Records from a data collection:
+ + + + + + +
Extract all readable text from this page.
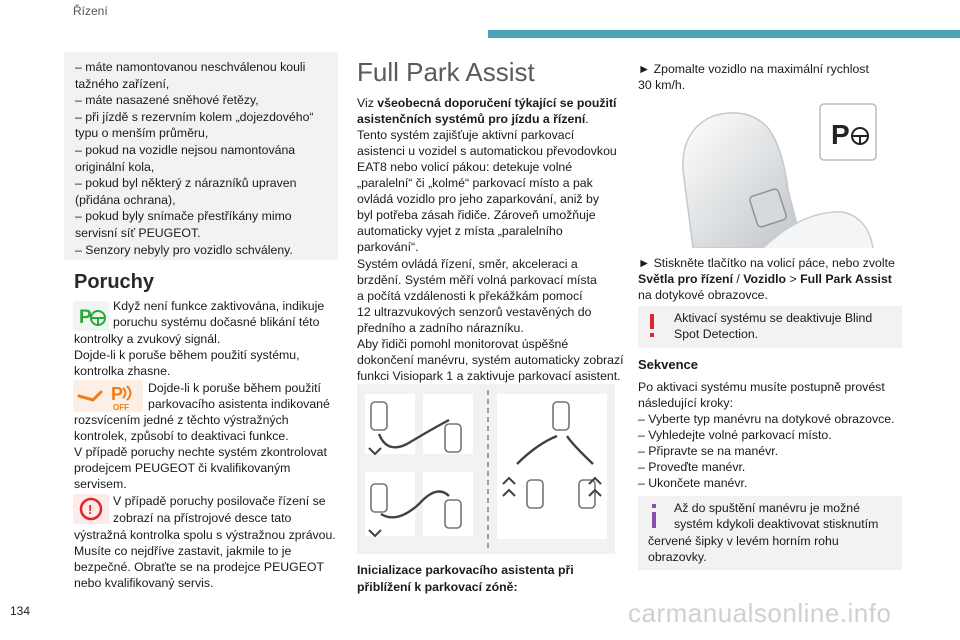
Řízení

– máte namontovanou neschválenou kouli

tažného zařízení,

– máte nasazené sněhové řetězy,

– při jízdě s rezervním kolem „dojezdového“

typu o menším průměru,

– pokud na vozidle nejsou namontována

originální kola,

– pokud byl některý z nárazníků upraven

(přidána ochrana),

– pokud byly snímače přestříkány mimo

servisní síť PEUGEOT.

– Senzory nebyly pro vozidlo schváleny.

Poruchy
P
Když není funkce zaktivována, indikuje
poruchu systému dočasné blikání této
kontrolky a zvukový signál.
Dojde-li k poruše během použití systému,
kontrolka zhasne.
P
OFF
Dojde-li k poruše během použití
parkovacího asistenta indikované
rozsvícením jedné z těchto výstražných
kontrolek, způsobí to deaktivaci funkce.
V případě poruchy nechte systém zkontrolovat
prodejcem PEUGEOT či kvalifikovaným
servisem.
!
V případě poruchy posilovače řízení se
zobrazí na přístrojové desce tato
výstražná kontrolka spolu s výstražnou zprávou.
Musíte co nejdříve zastavit, jakmile to je
bezpečné. Obraťte se na prodejce PEUGEOT
nebo kvalifikovaný servis.
Full Park Assist
Viz všeobecná doporučení týkající se použití
asistenčních systémů pro jízdu a řízení.
Tento systém zajišťuje aktivní parkovací
asistenci u vozidel s automatickou převodovkou
EAT8 nebo volicí pákou: detekuje volné
„paralelní“ či „kolmé“ parkovací místo a pak
ovládá vozidlo pro jeho zaparkování, aniž by
byl potřeba zásah řidiče. Zároveň umožňuje
automaticky vyjet z místa „paralelního
parkování“.
Systém ovládá řízení, směr, akceleraci a
brzdění. Systém měří volná parkovací místa
a počítá vzdálenosti k překážkám pomocí
12 ultrazvukových senzorů vestavěných do
předního a zadního nárazníku.
Aby řidiči pomohl monitorovat úspěšné
dokončení manévru, systém automaticky zobrazí
funkci Visiopark 1 a zaktivuje parkovací asistent.
Inicializace parkovacího asistenta při
přiblížení k parkovací zóně:
► Zpomalte vozidlo na maximální rychlost
30 km/h.
P
► Stiskněte tlačítko na volicí páce, nebo zvolte
Světla pro řízení / Vozidlo > Full Park Assist
na dotykové obrazovce.
Aktivací systému se deaktivuje Blind
Spot Detection.
Sekvence
Po aktivaci systému musíte postupně provést
následující kroky:
– Vyberte typ manévru na dotykové obrazovce.
– Vyhledejte volné parkovací místo.
– Připravte se na manévr.
– Proveďte manévr.
– Ukončete manévr.
Až do spuštění manévru je možné
systém kdykoli deaktivovat stisknutím
červené šipky v levém horním rohu
obrazovky.
134	carmanualsonline.info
+ + + + + + +
## INSTRUCTIONS TO FOLLOW
Search the entries for the word "parkovacího" and gather every line where it appears.

## RESULT OF THIS TASK
parkovacího asistenta indikované
Inicializace parkovacího asistenta při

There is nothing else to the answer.